-- start Data listing --
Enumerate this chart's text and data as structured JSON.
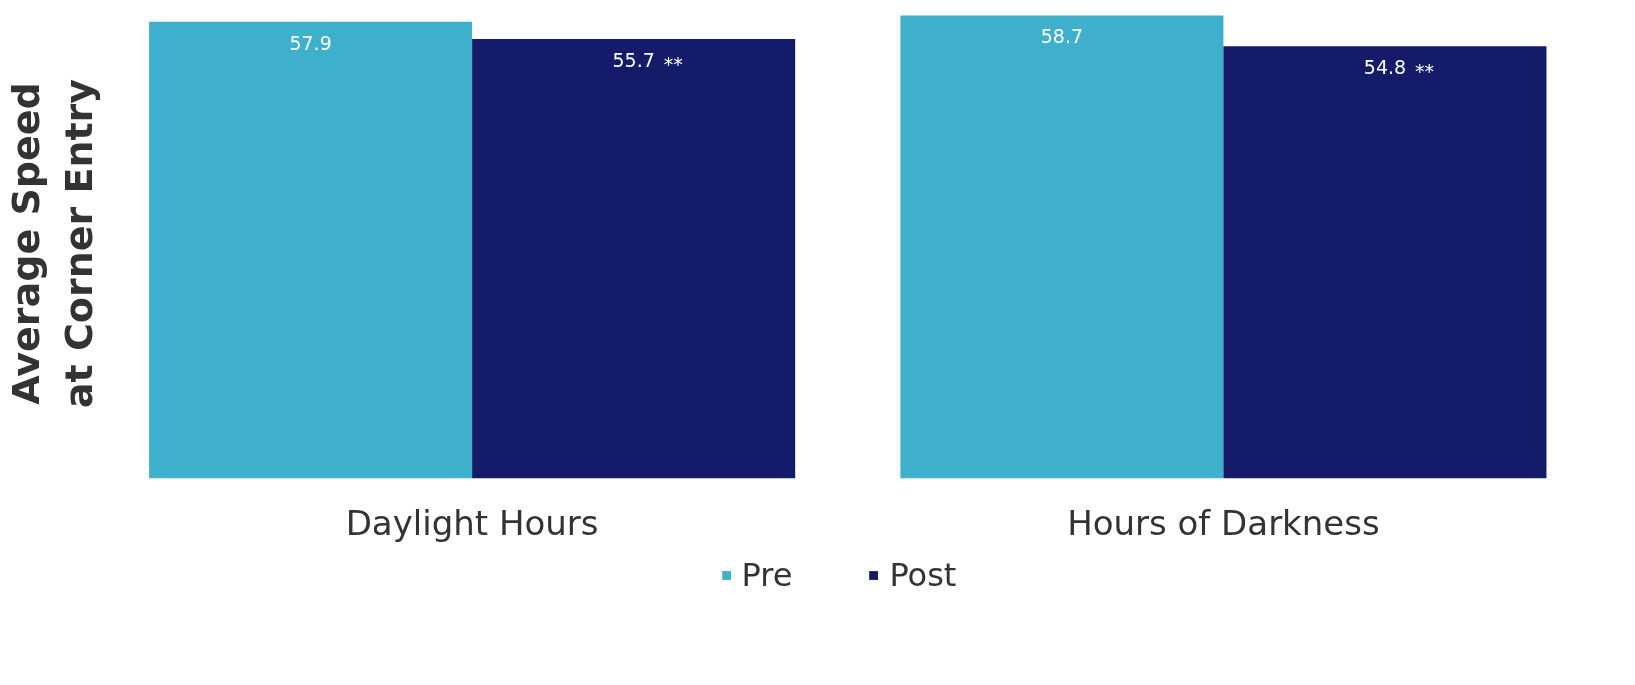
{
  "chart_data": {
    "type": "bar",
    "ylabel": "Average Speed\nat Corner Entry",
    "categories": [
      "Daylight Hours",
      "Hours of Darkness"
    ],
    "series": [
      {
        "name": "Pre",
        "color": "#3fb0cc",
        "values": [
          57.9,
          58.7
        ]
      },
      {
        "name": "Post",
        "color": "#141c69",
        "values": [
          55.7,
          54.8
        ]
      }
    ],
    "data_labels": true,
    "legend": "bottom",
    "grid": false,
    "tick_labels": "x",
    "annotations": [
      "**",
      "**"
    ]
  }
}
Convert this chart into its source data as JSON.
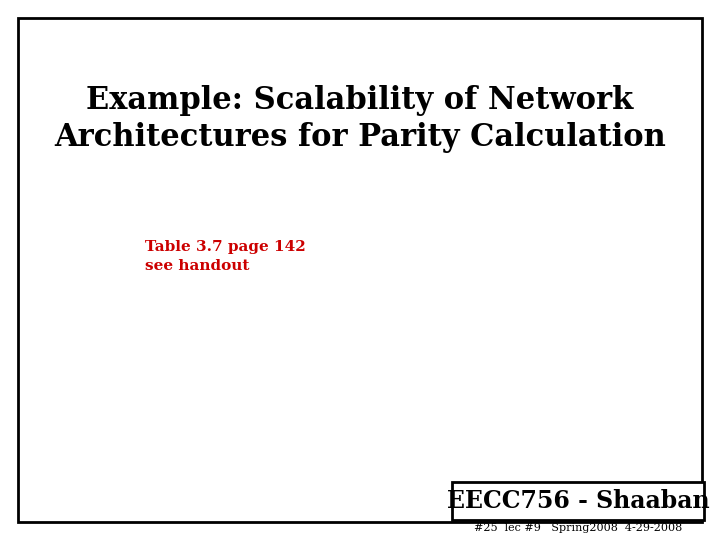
-- end Data listing --
-- start Data listing --
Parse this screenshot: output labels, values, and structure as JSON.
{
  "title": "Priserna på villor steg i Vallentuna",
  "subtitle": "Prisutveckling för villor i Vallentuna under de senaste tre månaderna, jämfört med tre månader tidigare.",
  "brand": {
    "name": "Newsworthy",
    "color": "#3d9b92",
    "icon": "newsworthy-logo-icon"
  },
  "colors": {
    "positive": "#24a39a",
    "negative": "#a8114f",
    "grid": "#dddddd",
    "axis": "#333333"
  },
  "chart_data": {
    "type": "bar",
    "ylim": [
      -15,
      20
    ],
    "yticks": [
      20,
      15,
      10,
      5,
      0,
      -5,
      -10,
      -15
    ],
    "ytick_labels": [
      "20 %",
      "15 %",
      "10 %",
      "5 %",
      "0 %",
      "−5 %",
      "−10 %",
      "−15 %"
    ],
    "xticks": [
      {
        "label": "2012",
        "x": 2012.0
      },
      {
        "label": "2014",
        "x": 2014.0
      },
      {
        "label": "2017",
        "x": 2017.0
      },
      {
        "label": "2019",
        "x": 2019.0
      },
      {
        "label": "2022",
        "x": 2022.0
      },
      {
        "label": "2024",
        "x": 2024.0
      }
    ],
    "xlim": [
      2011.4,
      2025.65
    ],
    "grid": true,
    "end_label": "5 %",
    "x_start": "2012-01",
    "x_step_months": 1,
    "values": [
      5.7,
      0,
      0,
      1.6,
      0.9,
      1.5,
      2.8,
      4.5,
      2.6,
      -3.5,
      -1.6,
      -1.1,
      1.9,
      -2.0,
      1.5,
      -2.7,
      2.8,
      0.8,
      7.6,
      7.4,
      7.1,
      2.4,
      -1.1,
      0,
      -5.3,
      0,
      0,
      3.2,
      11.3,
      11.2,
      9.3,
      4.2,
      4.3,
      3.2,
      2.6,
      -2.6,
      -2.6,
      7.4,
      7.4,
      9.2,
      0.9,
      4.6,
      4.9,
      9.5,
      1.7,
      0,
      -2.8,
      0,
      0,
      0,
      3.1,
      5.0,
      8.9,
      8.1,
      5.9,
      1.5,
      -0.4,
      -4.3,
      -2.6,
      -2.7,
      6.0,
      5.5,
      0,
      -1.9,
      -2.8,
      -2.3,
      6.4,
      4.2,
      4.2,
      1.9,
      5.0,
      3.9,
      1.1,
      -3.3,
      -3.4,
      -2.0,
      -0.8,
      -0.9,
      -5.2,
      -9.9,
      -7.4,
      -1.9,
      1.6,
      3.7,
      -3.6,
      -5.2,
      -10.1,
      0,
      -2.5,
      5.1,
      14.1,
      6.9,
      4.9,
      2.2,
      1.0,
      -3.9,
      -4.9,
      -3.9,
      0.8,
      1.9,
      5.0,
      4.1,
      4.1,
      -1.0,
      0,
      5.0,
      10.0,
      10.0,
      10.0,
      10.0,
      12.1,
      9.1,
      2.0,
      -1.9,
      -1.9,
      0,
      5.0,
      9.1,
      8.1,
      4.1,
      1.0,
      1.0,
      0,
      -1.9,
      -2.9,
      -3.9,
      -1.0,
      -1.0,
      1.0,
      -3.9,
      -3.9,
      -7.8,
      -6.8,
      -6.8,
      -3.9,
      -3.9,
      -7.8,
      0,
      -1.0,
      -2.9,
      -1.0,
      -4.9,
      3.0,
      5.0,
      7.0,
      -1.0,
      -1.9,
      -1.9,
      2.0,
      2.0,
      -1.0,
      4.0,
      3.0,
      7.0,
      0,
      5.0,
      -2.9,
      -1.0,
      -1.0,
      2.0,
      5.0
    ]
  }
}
-- end Data listing --
-- start Data listing --
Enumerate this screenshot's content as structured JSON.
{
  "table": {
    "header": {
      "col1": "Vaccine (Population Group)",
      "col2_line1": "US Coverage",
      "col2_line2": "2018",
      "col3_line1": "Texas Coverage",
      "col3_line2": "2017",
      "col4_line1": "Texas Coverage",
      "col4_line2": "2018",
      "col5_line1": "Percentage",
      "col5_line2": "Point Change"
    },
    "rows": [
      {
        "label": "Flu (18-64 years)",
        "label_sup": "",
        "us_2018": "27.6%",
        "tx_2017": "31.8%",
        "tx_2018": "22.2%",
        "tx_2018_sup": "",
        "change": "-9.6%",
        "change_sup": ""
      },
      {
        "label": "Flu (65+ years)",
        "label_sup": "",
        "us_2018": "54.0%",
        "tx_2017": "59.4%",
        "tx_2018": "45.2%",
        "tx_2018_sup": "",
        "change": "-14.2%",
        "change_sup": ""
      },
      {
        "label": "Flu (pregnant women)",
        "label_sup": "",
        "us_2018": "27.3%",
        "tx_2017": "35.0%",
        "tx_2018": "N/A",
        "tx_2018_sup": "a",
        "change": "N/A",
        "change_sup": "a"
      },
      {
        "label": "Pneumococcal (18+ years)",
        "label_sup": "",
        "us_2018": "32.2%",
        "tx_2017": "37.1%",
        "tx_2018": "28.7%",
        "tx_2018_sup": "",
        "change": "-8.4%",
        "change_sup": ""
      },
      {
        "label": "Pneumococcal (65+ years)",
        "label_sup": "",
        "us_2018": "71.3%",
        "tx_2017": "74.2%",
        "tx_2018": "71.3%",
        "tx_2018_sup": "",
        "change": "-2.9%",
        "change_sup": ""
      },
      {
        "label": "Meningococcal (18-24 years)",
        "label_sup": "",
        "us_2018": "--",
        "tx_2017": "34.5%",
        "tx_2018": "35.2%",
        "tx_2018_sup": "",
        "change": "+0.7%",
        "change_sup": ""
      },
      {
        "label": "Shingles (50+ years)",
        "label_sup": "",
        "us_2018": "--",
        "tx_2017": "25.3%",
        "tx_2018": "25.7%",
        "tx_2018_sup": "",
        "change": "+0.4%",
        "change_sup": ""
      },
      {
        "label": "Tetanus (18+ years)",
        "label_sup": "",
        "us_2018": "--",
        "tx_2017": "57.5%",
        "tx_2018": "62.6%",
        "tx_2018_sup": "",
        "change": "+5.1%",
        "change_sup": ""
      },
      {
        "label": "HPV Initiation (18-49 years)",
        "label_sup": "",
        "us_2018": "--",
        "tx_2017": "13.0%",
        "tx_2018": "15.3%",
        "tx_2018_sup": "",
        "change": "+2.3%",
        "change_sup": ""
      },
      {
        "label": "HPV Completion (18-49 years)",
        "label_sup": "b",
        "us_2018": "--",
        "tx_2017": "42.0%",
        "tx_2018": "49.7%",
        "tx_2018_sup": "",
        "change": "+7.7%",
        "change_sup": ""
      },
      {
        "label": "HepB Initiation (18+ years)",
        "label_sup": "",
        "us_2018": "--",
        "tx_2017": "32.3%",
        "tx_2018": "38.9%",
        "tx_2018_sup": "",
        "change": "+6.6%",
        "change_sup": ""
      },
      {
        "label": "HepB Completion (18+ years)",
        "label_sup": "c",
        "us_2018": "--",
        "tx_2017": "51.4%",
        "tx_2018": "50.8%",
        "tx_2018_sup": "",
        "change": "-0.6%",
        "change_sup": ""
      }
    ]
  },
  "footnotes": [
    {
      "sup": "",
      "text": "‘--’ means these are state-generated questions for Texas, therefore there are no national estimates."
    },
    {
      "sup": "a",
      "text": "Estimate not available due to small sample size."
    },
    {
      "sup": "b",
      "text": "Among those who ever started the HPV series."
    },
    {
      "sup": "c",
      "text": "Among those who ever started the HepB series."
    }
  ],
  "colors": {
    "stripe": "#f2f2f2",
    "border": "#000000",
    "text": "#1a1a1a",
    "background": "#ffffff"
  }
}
-- end Data listing --
[Short exercise] Retype the lines above exactly as they appear, from the line containing "Enumerate this chart's" through the line containing "Convert this chart", and leave out any pictures.

[Response]
Enumerate this chart's text and data as structured JSON.
{
  "chart_data": {
    "type": "bar",
    "ylabel": "Average Speed\nat Corner Entry",
    "categories": [
      "Daylight Hours",
      "Hours of Darkness"
    ],
    "series": [
      {
        "name": "Pre",
        "color": "#3fb0cc",
        "values": [
          57.9,
          58.7
        ]
      },
      {
        "name": "Post",
        "color": "#141c69",
        "values": [
          55.7,
          54.8
        ]
      }
    ],
    "data_labels": true,
    "legend": "bottom",
    "grid": false,
    "tick_labels": "x",
    "annotations": [
      "**",
      "**"
    ]
  }
}
Convert this chart into its source data as JSON.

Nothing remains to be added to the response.